▸ WHAT YOU SHOULD DO: Write out all the lines again, precisely as they stand, but without the images.

[Items from a figure collection]
__________________________________________________

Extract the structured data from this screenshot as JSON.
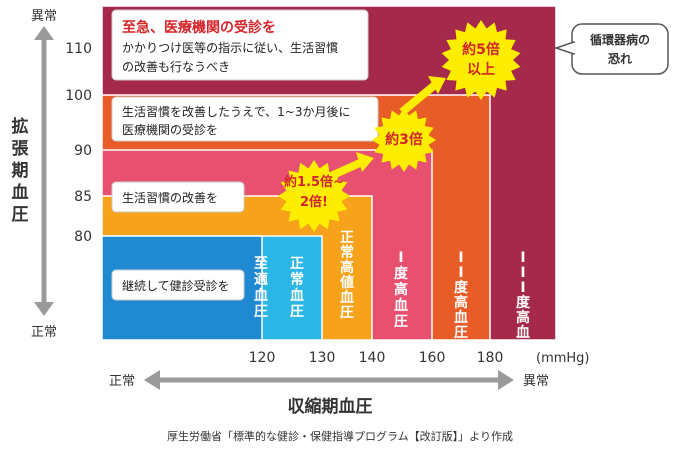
{
  "chart_data": {
    "type": "area",
    "title": "",
    "xlabel": "収縮期血圧",
    "ylabel": "拡張期血圧",
    "x_unit": "(mmHg)",
    "x_ticks": [
      "120",
      "130",
      "140",
      "160",
      "180"
    ],
    "y_ticks": [
      "110",
      "100",
      "90",
      "85",
      "80"
    ],
    "x_axis_ends": {
      "low": "正常",
      "high": "異常"
    },
    "y_axis_ends": {
      "low": "正常",
      "high": "異常"
    },
    "zones": [
      {
        "label": "III度高血圧",
        "systolic_min": 180,
        "diastolic_min": 110,
        "color": "#a5294a"
      },
      {
        "label": "II度高血圧",
        "systolic_min": 160,
        "diastolic_min": 100,
        "color": "#e75c27"
      },
      {
        "label": "I度高血圧",
        "systolic_min": 140,
        "diastolic_min": 90,
        "color": "#e8506f"
      },
      {
        "label": "正常高値血圧",
        "systolic_min": 130,
        "diastolic_min": 85,
        "color": "#f6a21b"
      },
      {
        "label": "正常血圧",
        "systolic_min": 120,
        "diastolic_min": 80,
        "color": "#2bb6e6"
      },
      {
        "label": "至適血圧",
        "systolic_max": 120,
        "diastolic_max": 80,
        "color": "#1f8ad2"
      }
    ],
    "advice": [
      {
        "title": "至急、医療機関の受診を",
        "lines": [
          "かかりつけ医等の指示に従い、生活習慣",
          "の改善も行なうべき"
        ]
      },
      {
        "lines": [
          "生活習慣を改善したうえで、1~3か月後に",
          "医療機関の受診を"
        ]
      },
      {
        "lines": [
          "生活習慣の改善を"
        ]
      },
      {
        "lines": [
          "継続して健診受診を"
        ]
      }
    ],
    "risk_bursts": [
      {
        "lines": [
          "約1.5倍~",
          "2倍!"
        ]
      },
      {
        "lines": [
          "約3倍"
        ]
      },
      {
        "lines": [
          "約5倍",
          "以上"
        ]
      }
    ],
    "callout": {
      "lines": [
        "循環器病の",
        "恐れ"
      ]
    },
    "source": "厚生労働省「標準的な健診・保健指導プログラム【改訂版】」より作成"
  },
  "colors": {
    "burst": "#fdee00",
    "burst_text": "#d2262b",
    "burst_arrow": "#fdee00",
    "advice_title": "#d2262b",
    "axis_arrow": "#9a9a9a",
    "callout_border": "#555555"
  }
}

__________________________________________________

▸ SOLUTION FOR THIS PROBLEM:
Extract the structured data from this screenshot as JSON.
{
  "chart_data": {
    "type": "area",
    "title": "",
    "xlabel": "収縮期血圧",
    "ylabel": "拡張期血圧",
    "x_unit": "(mmHg)",
    "x_ticks": [
      "120",
      "130",
      "140",
      "160",
      "180"
    ],
    "y_ticks": [
      "110",
      "100",
      "90",
      "85",
      "80"
    ],
    "x_axis_ends": {
      "low": "正常",
      "high": "異常"
    },
    "y_axis_ends": {
      "low": "正常",
      "high": "異常"
    },
    "zones": [
      {
        "label": "III度高血圧",
        "systolic_min": 180,
        "diastolic_min": 110,
        "color": "#a5294a"
      },
      {
        "label": "II度高血圧",
        "systolic_min": 160,
        "diastolic_min": 100,
        "color": "#e75c27"
      },
      {
        "label": "I度高血圧",
        "systolic_min": 140,
        "diastolic_min": 90,
        "color": "#e8506f"
      },
      {
        "label": "正常高値血圧",
        "systolic_min": 130,
        "diastolic_min": 85,
        "color": "#f6a21b"
      },
      {
        "label": "正常血圧",
        "systolic_min": 120,
        "diastolic_min": 80,
        "color": "#2bb6e6"
      },
      {
        "label": "至適血圧",
        "systolic_max": 120,
        "diastolic_max": 80,
        "color": "#1f8ad2"
      }
    ],
    "advice": [
      {
        "title": "至急、医療機関の受診を",
        "lines": [
          "かかりつけ医等の指示に従い、生活習慣",
          "の改善も行なうべき"
        ]
      },
      {
        "lines": [
          "生活習慣を改善したうえで、1~3か月後に",
          "医療機関の受診を"
        ]
      },
      {
        "lines": [
          "生活習慣の改善を"
        ]
      },
      {
        "lines": [
          "継続して健診受診を"
        ]
      }
    ],
    "risk_bursts": [
      {
        "lines": [
          "約1.5倍~",
          "2倍!"
        ]
      },
      {
        "lines": [
          "約3倍"
        ]
      },
      {
        "lines": [
          "約5倍",
          "以上"
        ]
      }
    ],
    "callout": {
      "lines": [
        "循環器病の",
        "恐れ"
      ]
    },
    "source": "厚生労働省「標準的な健診・保健指導プログラム【改訂版】」より作成"
  },
  "colors": {
    "burst": "#fdee00",
    "burst_text": "#d2262b",
    "burst_arrow": "#fdee00",
    "advice_title": "#d2262b",
    "axis_arrow": "#9a9a9a",
    "callout_border": "#555555"
  }
}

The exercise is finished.